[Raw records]
========================================================================

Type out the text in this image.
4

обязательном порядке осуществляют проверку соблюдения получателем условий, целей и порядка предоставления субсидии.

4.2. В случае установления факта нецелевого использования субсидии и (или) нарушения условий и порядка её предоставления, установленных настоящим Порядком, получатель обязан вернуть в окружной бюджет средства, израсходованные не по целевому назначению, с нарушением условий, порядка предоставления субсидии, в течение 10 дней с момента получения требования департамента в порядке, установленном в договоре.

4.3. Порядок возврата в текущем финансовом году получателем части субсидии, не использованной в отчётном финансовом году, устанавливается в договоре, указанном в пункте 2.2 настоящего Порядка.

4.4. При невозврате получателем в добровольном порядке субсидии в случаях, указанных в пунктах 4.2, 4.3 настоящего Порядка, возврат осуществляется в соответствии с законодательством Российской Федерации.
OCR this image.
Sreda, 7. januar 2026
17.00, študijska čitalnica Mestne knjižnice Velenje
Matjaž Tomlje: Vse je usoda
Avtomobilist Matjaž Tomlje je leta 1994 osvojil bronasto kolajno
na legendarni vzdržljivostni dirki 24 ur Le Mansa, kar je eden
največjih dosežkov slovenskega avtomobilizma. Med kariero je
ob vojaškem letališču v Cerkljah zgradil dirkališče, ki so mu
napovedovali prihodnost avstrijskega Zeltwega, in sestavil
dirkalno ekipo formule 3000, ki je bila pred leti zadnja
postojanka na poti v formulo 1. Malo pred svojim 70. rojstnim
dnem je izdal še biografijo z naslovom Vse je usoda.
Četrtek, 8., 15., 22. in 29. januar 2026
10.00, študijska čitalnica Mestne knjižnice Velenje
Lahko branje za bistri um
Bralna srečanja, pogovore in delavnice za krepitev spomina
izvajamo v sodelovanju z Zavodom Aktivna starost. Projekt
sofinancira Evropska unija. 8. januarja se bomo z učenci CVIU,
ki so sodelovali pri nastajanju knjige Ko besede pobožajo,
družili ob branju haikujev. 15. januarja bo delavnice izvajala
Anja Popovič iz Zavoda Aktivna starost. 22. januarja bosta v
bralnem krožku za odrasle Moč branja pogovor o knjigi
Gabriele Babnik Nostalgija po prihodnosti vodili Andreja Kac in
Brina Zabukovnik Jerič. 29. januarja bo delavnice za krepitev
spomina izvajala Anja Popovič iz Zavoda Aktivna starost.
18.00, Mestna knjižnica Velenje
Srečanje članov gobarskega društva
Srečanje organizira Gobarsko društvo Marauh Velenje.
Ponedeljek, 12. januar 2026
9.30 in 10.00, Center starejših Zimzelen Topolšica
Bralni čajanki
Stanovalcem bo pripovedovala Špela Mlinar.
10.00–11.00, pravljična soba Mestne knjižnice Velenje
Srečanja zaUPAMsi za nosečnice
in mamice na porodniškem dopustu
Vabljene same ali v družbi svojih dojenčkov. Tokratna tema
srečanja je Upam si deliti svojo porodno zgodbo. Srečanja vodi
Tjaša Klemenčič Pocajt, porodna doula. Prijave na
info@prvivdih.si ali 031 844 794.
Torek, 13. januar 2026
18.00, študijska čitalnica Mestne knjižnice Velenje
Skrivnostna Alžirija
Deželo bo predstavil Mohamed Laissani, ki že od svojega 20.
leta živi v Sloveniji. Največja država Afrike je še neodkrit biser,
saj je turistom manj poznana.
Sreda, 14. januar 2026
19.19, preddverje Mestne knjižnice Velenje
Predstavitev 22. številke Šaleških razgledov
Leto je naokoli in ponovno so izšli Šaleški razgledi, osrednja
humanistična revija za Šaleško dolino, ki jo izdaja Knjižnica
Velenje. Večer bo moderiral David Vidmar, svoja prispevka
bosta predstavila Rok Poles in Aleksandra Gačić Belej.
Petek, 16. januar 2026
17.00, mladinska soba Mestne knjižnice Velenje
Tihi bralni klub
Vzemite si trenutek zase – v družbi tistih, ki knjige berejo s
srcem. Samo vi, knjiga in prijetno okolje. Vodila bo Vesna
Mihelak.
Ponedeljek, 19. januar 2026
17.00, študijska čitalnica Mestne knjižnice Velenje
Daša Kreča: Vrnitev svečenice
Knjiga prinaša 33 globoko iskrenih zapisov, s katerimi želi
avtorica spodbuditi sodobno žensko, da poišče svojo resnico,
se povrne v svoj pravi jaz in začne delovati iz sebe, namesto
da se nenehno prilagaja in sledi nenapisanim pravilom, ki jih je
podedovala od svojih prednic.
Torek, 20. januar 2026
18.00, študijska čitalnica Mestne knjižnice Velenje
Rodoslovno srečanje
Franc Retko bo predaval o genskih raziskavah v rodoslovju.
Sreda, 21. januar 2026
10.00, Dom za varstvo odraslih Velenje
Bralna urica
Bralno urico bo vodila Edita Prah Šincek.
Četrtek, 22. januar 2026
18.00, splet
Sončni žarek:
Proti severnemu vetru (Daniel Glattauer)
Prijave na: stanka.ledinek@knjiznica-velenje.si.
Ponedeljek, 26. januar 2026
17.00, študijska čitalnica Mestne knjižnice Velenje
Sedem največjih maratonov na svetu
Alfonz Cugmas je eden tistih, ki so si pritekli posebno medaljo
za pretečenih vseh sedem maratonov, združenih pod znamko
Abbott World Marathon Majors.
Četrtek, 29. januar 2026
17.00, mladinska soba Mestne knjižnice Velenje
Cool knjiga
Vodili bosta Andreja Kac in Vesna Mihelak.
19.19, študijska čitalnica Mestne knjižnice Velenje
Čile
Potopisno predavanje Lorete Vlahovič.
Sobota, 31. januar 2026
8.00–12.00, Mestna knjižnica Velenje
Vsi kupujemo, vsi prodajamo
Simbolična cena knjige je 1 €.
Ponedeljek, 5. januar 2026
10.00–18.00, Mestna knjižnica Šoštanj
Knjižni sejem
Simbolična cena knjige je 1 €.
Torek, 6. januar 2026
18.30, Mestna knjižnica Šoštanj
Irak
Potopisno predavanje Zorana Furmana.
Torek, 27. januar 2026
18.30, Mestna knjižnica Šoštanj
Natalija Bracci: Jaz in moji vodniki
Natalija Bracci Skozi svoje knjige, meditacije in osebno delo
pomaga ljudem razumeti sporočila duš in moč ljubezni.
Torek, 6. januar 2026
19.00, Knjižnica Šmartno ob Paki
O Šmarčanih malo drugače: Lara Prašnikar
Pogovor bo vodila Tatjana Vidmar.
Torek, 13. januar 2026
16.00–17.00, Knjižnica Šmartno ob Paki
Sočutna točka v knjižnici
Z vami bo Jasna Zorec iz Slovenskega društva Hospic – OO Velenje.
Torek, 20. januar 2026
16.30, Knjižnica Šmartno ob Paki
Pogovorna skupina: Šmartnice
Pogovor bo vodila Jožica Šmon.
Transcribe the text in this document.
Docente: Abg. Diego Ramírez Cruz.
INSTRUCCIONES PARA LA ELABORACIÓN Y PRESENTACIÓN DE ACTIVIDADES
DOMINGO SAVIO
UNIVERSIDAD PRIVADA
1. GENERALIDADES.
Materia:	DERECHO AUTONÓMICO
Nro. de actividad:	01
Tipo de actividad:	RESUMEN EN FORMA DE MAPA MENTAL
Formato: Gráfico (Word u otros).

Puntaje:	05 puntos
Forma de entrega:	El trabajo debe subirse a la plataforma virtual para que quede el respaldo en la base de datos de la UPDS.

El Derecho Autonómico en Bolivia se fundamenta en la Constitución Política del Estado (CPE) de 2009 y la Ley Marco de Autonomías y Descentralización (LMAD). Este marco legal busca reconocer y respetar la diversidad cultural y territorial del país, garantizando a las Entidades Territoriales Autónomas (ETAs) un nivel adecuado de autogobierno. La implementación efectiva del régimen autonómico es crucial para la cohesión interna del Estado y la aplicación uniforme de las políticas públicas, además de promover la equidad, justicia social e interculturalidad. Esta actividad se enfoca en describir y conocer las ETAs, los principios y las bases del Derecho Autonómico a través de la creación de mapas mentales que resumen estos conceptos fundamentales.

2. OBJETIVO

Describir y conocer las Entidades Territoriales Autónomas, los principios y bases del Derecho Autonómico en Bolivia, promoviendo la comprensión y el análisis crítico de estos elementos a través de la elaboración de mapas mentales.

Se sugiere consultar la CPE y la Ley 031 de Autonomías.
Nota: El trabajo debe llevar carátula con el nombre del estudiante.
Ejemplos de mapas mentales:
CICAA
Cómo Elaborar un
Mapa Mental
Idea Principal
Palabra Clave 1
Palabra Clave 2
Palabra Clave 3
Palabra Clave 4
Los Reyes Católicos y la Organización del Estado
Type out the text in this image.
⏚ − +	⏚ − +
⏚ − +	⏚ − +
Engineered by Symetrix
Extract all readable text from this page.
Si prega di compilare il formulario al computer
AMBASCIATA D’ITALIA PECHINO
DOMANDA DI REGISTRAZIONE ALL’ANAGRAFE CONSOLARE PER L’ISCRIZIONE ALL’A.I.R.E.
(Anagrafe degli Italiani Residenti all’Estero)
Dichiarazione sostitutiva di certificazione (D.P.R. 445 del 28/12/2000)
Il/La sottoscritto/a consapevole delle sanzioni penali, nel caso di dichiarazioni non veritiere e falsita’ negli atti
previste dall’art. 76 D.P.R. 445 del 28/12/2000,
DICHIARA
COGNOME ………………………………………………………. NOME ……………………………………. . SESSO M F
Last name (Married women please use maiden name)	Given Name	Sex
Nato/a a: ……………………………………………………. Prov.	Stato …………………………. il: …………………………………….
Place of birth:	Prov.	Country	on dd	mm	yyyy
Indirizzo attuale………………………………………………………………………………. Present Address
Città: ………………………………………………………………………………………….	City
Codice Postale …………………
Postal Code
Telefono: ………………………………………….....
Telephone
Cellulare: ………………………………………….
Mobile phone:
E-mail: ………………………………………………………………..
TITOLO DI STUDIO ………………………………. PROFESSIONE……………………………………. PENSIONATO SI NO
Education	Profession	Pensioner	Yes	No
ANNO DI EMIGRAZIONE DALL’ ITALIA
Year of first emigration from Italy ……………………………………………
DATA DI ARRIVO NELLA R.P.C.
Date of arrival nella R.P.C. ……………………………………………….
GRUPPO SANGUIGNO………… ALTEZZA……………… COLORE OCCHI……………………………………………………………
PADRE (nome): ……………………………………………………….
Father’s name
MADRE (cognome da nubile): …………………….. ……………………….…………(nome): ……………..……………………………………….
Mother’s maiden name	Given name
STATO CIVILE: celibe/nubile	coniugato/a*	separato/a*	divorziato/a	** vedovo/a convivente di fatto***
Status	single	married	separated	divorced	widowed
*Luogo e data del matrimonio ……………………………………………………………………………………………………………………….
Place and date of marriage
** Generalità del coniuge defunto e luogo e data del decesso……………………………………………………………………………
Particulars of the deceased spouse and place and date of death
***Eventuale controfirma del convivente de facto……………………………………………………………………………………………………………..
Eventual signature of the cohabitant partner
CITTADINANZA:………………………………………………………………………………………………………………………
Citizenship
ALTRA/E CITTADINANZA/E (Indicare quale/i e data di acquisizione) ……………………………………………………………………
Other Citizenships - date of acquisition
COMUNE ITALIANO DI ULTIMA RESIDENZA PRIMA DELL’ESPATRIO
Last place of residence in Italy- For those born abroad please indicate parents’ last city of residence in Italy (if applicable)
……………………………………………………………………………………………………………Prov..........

========================================================================

TASK TO CARRY OUT: The lines to collect are those holding the string "Paki"; copy them all.

EXERCISE SOLUTION:
19.00, Knjižnica Šmartno ob Paki
16.00–17.00, Knjižnica Šmartno ob Paki
16.30, Knjižnica Šmartno ob Paki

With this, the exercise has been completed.